— start of Dataset excerpts —
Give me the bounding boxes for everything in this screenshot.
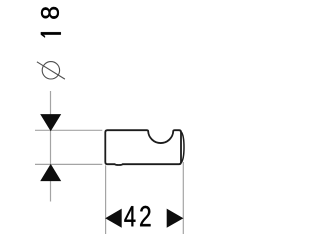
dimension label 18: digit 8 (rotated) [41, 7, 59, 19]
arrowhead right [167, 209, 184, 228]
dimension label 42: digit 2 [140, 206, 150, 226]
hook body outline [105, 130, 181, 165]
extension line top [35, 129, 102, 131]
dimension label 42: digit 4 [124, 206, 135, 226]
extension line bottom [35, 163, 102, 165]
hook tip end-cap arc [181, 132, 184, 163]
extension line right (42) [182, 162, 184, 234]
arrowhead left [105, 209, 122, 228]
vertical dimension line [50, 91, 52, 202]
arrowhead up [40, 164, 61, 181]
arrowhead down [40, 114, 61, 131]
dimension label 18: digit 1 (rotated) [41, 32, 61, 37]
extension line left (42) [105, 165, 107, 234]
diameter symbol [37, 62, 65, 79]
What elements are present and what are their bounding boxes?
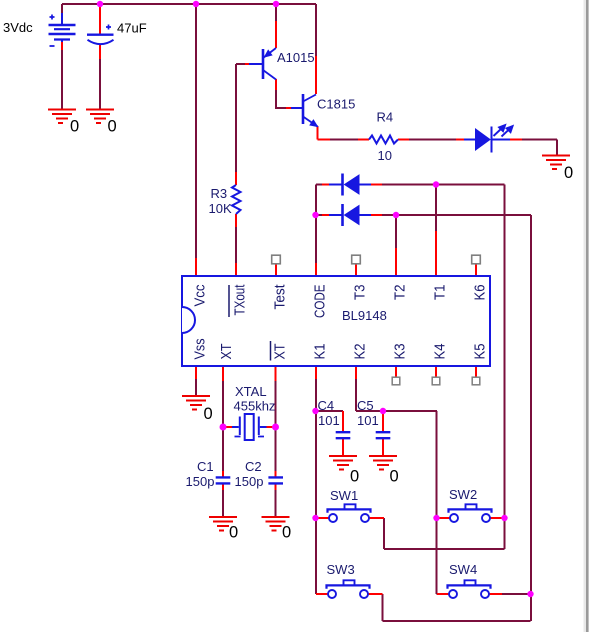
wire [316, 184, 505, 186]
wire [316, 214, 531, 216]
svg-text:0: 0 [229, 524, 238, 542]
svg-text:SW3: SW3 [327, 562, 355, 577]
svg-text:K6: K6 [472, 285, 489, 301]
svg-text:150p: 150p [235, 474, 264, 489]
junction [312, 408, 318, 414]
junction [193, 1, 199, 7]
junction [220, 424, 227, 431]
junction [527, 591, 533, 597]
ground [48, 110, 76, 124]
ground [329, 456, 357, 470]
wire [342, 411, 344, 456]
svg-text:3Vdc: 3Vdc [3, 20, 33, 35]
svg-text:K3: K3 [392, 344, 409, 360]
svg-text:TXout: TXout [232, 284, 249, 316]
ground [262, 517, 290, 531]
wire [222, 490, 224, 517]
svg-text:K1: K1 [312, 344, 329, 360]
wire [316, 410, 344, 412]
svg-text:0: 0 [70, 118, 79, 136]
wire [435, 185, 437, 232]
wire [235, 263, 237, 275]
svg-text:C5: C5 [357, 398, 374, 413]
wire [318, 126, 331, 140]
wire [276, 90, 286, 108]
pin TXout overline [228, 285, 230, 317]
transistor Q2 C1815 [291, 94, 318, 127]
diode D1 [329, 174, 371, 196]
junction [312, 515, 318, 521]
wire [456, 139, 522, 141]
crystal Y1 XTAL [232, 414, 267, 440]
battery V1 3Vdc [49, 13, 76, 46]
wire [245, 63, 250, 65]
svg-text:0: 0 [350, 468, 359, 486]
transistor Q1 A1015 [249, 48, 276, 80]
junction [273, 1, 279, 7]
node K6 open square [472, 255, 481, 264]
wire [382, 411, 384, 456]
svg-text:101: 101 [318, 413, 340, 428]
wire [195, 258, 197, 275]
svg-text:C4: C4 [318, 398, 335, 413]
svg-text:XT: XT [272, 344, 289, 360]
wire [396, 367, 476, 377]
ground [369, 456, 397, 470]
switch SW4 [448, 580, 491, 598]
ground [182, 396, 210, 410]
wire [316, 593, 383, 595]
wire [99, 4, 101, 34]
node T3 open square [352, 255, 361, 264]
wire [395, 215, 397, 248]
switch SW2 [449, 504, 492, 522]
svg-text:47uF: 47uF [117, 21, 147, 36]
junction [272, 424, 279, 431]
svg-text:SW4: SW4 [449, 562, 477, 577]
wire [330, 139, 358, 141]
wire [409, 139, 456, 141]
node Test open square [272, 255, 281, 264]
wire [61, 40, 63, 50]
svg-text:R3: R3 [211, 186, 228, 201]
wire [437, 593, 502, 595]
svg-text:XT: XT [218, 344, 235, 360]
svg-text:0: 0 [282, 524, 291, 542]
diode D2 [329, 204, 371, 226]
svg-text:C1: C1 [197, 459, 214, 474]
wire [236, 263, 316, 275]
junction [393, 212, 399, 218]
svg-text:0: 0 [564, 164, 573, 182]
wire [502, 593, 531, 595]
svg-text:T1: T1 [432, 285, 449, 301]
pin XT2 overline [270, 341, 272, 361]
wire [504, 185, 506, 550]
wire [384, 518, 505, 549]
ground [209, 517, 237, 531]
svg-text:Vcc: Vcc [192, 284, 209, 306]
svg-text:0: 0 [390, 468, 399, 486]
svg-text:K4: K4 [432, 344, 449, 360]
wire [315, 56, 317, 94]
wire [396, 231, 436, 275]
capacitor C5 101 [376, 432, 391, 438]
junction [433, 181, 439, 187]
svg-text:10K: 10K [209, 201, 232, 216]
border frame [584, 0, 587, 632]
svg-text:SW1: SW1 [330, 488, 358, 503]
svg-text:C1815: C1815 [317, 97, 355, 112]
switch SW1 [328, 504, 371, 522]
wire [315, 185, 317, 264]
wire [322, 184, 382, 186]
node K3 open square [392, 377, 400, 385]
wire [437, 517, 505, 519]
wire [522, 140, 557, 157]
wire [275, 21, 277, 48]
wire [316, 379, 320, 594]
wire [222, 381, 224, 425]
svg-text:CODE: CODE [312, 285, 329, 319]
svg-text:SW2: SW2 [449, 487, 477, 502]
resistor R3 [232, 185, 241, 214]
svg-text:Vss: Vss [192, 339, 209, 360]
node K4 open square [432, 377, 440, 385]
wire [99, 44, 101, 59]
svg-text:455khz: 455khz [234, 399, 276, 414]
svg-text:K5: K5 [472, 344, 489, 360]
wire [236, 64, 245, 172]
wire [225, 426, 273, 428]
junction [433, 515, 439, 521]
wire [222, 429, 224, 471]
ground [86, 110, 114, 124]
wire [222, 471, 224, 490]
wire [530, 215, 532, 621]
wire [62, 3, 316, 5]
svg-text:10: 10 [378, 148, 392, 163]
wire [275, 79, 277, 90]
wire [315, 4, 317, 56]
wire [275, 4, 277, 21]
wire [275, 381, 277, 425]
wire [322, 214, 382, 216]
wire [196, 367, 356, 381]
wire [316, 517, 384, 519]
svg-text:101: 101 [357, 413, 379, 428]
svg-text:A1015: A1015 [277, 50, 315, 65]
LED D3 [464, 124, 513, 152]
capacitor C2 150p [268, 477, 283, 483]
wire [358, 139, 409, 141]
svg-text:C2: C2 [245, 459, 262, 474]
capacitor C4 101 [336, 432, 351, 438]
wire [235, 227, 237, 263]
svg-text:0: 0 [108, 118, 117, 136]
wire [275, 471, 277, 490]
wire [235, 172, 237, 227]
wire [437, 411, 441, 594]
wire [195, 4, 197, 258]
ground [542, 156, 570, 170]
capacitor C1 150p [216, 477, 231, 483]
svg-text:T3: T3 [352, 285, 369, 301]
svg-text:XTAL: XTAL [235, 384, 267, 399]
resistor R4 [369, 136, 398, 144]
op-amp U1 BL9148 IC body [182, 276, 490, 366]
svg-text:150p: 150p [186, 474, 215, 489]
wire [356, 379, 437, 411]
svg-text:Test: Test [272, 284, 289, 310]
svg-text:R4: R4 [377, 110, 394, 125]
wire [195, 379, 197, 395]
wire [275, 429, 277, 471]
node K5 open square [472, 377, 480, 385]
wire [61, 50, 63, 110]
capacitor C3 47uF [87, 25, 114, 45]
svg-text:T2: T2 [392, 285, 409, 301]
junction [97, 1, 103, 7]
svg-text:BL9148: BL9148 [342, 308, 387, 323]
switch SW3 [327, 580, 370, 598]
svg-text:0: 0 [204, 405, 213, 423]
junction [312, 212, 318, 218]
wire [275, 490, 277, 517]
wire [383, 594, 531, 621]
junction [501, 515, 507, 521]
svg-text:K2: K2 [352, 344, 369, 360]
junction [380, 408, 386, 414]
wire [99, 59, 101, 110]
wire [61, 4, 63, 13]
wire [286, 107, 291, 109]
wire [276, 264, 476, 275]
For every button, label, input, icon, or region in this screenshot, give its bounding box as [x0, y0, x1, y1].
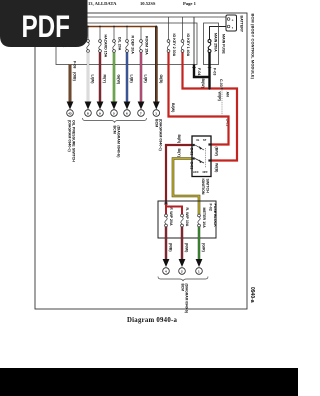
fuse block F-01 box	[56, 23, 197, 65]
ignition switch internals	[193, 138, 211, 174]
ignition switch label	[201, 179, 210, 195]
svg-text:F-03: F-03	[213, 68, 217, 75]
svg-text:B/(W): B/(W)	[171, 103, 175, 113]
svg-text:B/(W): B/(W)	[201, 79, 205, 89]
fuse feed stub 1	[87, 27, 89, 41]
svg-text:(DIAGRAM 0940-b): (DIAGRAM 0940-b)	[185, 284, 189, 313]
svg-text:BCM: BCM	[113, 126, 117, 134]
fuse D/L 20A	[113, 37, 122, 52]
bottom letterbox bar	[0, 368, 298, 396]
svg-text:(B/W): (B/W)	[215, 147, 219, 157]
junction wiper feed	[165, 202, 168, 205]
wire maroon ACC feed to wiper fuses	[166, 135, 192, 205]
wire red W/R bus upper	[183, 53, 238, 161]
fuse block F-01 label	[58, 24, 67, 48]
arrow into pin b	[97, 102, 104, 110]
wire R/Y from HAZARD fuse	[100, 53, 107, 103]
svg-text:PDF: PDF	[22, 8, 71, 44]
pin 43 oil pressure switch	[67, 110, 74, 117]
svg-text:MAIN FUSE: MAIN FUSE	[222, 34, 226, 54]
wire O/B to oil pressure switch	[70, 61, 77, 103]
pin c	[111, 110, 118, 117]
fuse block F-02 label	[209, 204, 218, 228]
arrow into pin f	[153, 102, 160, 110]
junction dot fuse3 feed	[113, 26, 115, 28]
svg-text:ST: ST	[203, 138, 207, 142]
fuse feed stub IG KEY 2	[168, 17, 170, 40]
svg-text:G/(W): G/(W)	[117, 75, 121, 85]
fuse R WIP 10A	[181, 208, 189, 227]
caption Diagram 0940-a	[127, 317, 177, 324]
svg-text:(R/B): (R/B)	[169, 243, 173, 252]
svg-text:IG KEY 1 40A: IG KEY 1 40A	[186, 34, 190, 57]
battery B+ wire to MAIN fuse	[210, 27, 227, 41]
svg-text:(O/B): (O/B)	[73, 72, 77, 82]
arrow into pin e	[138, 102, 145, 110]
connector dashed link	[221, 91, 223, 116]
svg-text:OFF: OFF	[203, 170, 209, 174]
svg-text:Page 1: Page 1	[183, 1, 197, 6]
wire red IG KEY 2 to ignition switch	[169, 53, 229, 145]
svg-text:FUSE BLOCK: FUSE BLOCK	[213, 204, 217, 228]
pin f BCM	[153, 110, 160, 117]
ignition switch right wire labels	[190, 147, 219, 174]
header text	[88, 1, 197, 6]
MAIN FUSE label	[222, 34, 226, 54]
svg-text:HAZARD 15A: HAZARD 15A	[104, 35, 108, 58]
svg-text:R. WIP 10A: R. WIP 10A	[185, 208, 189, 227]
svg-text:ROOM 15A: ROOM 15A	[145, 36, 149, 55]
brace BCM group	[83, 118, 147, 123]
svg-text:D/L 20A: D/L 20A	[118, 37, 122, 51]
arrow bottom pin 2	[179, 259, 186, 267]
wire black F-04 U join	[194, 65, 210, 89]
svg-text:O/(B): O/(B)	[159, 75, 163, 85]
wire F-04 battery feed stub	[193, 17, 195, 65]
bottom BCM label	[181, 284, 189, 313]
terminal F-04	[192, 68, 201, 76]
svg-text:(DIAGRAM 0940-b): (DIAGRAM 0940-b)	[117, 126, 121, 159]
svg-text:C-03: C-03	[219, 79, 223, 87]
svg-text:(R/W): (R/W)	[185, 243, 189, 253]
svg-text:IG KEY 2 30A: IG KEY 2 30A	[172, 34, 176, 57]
— end of Dataset excerpts —
> _The exercise_
Please repeat every line from the one containing "dimension label 18: digit 8" down to the one containing "arrowhead left [105, 209, 122, 228]", including both of those lines.

> _Answer in full_
dimension label 18: digit 8 (rotated) [41, 7, 59, 19]
arrowhead right [167, 209, 184, 228]
dimension label 42: digit 2 [140, 206, 150, 226]
hook body outline [105, 130, 181, 165]
extension line top [35, 129, 102, 131]
dimension label 42: digit 4 [124, 206, 135, 226]
extension line bottom [35, 163, 102, 165]
hook tip end-cap arc [181, 132, 184, 163]
extension line right (42) [182, 162, 184, 234]
arrowhead left [105, 209, 122, 228]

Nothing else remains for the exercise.